─── Data supplied
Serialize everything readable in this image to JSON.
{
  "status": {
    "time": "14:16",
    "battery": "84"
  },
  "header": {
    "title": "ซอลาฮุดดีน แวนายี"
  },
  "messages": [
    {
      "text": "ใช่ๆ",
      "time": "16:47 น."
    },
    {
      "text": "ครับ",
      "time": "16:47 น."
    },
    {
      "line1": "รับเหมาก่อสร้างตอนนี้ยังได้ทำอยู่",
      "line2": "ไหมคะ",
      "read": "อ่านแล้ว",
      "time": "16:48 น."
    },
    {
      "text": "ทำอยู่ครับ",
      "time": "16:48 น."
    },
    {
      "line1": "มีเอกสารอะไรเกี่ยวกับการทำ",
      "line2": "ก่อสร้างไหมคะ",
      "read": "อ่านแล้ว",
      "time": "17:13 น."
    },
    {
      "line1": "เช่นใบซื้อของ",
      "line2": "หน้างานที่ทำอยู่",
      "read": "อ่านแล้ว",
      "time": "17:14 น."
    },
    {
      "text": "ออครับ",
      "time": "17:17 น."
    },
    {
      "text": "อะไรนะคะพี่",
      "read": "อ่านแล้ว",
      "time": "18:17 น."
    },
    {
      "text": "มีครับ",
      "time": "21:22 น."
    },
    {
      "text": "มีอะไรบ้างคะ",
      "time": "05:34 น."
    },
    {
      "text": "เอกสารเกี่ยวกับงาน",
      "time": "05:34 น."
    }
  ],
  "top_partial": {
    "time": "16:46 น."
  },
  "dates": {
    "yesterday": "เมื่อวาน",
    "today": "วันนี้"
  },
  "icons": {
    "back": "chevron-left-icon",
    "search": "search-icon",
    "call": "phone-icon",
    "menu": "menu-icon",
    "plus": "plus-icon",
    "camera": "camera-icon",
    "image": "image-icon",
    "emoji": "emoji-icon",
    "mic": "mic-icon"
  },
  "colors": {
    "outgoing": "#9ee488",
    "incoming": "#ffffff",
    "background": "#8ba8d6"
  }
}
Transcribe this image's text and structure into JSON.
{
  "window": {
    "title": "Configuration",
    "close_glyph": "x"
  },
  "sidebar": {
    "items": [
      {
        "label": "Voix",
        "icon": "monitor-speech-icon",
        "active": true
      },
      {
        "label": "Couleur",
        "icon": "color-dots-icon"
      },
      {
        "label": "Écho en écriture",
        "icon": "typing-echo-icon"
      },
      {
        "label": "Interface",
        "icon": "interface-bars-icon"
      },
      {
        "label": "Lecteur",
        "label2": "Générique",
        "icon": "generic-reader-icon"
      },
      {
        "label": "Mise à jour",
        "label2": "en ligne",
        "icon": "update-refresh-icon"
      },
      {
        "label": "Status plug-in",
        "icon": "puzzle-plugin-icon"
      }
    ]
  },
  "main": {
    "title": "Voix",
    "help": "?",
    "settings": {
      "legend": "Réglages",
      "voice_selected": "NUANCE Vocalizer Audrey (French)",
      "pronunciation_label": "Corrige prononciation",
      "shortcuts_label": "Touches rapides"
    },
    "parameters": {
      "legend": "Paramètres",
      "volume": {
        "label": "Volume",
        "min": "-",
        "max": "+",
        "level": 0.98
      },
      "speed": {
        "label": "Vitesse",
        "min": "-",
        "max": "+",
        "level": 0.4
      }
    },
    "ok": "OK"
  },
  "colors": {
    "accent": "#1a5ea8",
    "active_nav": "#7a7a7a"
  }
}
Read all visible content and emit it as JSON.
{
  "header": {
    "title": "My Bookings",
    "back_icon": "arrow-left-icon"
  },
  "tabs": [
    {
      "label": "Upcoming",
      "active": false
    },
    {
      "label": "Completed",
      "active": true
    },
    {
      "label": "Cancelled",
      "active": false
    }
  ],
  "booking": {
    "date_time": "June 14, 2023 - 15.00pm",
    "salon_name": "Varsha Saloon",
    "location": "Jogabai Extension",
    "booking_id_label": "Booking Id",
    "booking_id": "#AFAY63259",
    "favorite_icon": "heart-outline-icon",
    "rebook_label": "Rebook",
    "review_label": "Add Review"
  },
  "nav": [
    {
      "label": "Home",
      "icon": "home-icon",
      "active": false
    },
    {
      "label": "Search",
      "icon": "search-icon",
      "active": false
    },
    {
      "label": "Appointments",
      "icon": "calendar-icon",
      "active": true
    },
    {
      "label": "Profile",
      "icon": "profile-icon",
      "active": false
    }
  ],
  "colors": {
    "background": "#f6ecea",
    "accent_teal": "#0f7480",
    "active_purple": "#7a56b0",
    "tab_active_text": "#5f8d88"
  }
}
──────
─── Data supplied
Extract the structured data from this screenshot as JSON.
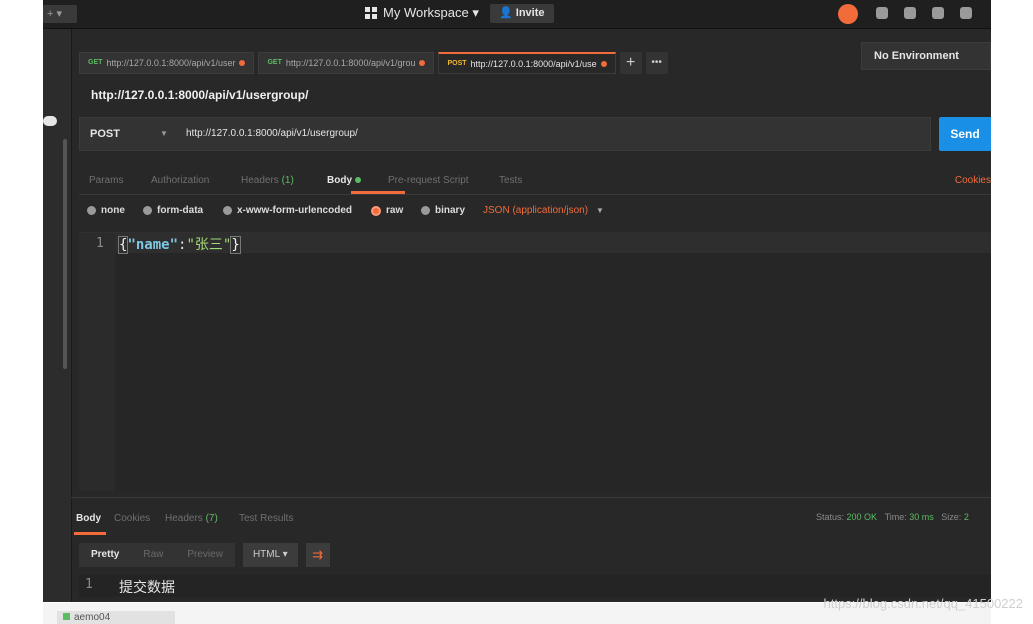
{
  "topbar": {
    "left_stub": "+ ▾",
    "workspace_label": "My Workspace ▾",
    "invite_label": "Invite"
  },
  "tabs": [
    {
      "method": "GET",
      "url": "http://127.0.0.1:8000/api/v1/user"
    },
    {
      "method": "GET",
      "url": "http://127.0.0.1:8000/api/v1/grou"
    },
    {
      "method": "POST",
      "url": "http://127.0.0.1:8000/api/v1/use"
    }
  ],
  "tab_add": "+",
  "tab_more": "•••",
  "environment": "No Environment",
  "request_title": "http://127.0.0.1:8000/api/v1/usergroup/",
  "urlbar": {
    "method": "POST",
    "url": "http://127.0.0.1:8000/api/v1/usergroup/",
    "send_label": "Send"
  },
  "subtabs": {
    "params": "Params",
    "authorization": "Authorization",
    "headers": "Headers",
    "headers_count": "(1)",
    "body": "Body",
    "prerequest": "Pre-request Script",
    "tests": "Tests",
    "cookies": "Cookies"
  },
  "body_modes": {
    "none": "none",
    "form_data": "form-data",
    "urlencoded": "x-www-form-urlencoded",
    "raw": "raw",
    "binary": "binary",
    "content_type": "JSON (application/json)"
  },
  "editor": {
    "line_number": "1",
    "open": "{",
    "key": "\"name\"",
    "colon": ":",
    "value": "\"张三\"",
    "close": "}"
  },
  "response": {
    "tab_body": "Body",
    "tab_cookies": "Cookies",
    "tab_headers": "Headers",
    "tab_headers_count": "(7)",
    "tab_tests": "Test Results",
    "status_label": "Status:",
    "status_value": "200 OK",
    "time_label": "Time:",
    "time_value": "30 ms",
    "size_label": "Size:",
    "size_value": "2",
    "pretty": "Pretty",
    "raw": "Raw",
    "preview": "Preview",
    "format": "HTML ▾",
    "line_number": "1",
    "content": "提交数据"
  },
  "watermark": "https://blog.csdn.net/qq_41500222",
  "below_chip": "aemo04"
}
──────
▸ Prompt: Work out how many lines of the listing above include "ทำอย". Answer with the number and nothing more.

▸ Solution to this exercise: 3